* SET EXERCISE
Below is some material; set it all down exactly, apart from the pictures.

* PROVIDED MATERIAL
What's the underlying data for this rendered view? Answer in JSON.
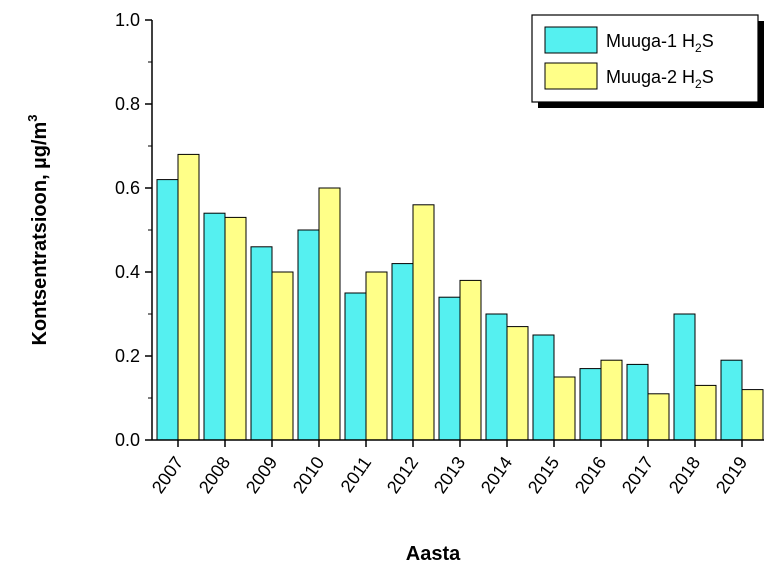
{
  "chart_data": {
    "type": "bar",
    "categories": [
      "2007",
      "2008",
      "2009",
      "2010",
      "2011",
      "2012",
      "2013",
      "2014",
      "2015",
      "2016",
      "2017",
      "2018",
      "2019"
    ],
    "series": [
      {
        "name": "Muuga-1 H2S",
        "label_main": "Muuga-1 H",
        "label_sub": "2",
        "label_end": "S",
        "color": "#55f0f0",
        "values": [
          0.62,
          0.54,
          0.46,
          0.5,
          0.35,
          0.42,
          0.34,
          0.3,
          0.25,
          0.17,
          0.18,
          0.3,
          0.19
        ]
      },
      {
        "name": "Muuga-2 H2S",
        "label_main": "Muuga-2 H",
        "label_sub": "2",
        "label_end": "S",
        "color": "#ffff88",
        "values": [
          0.68,
          0.53,
          0.4,
          0.6,
          0.4,
          0.56,
          0.38,
          0.27,
          0.15,
          0.19,
          0.11,
          0.13,
          0.12
        ]
      }
    ],
    "xlabel": "Aasta",
    "ylabel_main": "Kontsentratsioon, µg/m",
    "ylabel_sup": "3",
    "ylim": [
      0,
      1.0
    ],
    "yticks": [
      0.0,
      0.2,
      0.4,
      0.6,
      0.8,
      1.0
    ],
    "ytick_labels": [
      "0.0",
      "0.2",
      "0.4",
      "0.6",
      "0.8",
      "1.0"
    ],
    "grid": false,
    "legend_position": "top-right"
  }
}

* SOLUTION TO THIS EXERCISE
What's the underlying data for this rendered view? Answer in JSON.
{
  "chart_data": {
    "type": "bar",
    "categories": [
      "2007",
      "2008",
      "2009",
      "2010",
      "2011",
      "2012",
      "2013",
      "2014",
      "2015",
      "2016",
      "2017",
      "2018",
      "2019"
    ],
    "series": [
      {
        "name": "Muuga-1 H2S",
        "label_main": "Muuga-1 H",
        "label_sub": "2",
        "label_end": "S",
        "color": "#55f0f0",
        "values": [
          0.62,
          0.54,
          0.46,
          0.5,
          0.35,
          0.42,
          0.34,
          0.3,
          0.25,
          0.17,
          0.18,
          0.3,
          0.19
        ]
      },
      {
        "name": "Muuga-2 H2S",
        "label_main": "Muuga-2 H",
        "label_sub": "2",
        "label_end": "S",
        "color": "#ffff88",
        "values": [
          0.68,
          0.53,
          0.4,
          0.6,
          0.4,
          0.56,
          0.38,
          0.27,
          0.15,
          0.19,
          0.11,
          0.13,
          0.12
        ]
      }
    ],
    "xlabel": "Aasta",
    "ylabel_main": "Kontsentratsioon, µg/m",
    "ylabel_sup": "3",
    "ylim": [
      0,
      1.0
    ],
    "yticks": [
      0.0,
      0.2,
      0.4,
      0.6,
      0.8,
      1.0
    ],
    "ytick_labels": [
      "0.0",
      "0.2",
      "0.4",
      "0.6",
      "0.8",
      "1.0"
    ],
    "grid": false,
    "legend_position": "top-right"
  }
}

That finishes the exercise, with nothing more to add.